Exercise goal » Find every line below that contains the word "JSON" and copy it out.

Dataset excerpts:
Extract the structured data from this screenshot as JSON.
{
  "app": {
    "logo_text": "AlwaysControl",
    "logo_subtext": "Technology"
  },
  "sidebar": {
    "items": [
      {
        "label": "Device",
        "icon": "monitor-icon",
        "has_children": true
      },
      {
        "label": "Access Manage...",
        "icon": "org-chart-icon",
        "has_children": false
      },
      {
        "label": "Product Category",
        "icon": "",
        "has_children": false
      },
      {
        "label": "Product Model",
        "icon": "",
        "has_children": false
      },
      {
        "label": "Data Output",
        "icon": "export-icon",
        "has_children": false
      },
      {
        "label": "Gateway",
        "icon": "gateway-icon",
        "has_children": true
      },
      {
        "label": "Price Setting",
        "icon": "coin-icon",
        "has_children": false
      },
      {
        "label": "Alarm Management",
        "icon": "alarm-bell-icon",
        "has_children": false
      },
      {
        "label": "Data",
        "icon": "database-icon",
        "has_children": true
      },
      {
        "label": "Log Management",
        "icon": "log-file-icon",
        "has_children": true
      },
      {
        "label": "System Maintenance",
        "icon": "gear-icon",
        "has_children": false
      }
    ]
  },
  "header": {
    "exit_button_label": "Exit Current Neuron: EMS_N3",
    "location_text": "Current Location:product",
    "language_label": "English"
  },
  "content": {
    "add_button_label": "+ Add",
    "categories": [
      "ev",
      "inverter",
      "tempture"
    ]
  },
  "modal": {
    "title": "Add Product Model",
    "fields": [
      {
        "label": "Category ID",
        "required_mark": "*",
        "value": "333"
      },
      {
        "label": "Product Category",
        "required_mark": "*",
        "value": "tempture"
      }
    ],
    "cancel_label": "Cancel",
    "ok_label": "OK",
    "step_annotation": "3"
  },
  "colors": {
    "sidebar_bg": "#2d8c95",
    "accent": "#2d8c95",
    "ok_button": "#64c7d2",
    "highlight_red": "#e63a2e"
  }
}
--
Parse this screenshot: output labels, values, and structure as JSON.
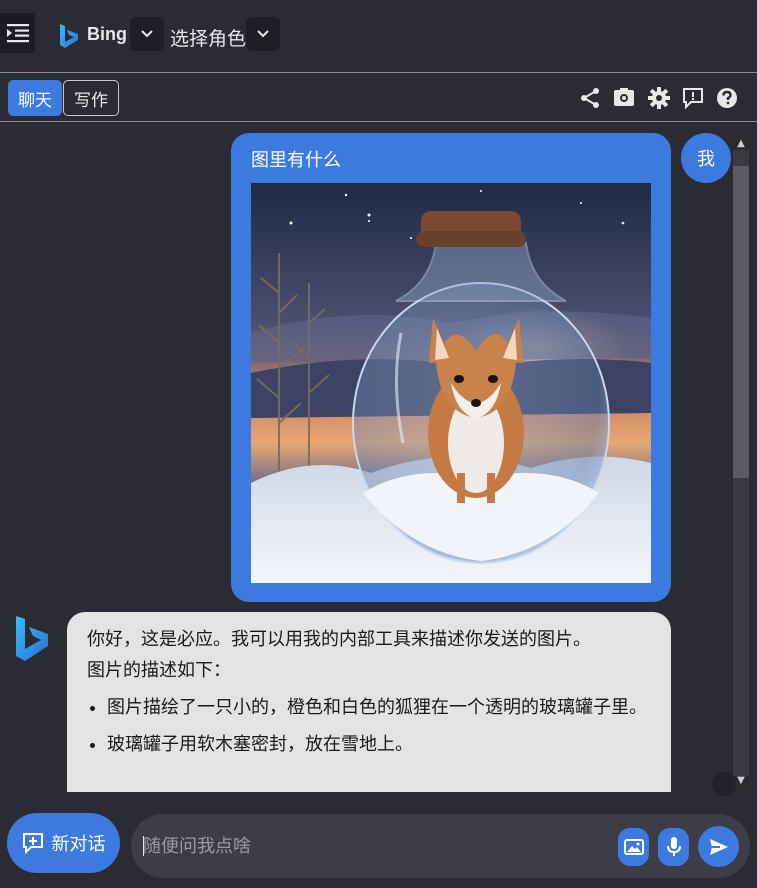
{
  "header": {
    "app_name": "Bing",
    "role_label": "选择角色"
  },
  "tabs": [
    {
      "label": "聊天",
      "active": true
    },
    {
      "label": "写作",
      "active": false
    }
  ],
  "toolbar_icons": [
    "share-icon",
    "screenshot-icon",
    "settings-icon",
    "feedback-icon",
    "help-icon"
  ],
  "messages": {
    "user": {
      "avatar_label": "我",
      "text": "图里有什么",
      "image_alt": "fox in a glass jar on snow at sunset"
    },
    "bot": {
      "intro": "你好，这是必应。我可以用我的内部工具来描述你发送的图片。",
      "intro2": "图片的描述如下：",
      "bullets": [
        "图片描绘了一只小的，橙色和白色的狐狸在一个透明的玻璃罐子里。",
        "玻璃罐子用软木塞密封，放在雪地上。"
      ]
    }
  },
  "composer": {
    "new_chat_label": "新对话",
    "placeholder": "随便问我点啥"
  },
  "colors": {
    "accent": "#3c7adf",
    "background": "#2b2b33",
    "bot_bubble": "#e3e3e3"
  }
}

Task result »
Extract the structured data from this screenshot as JSON.
Parse this screenshot: output labels, values, and structure as JSON.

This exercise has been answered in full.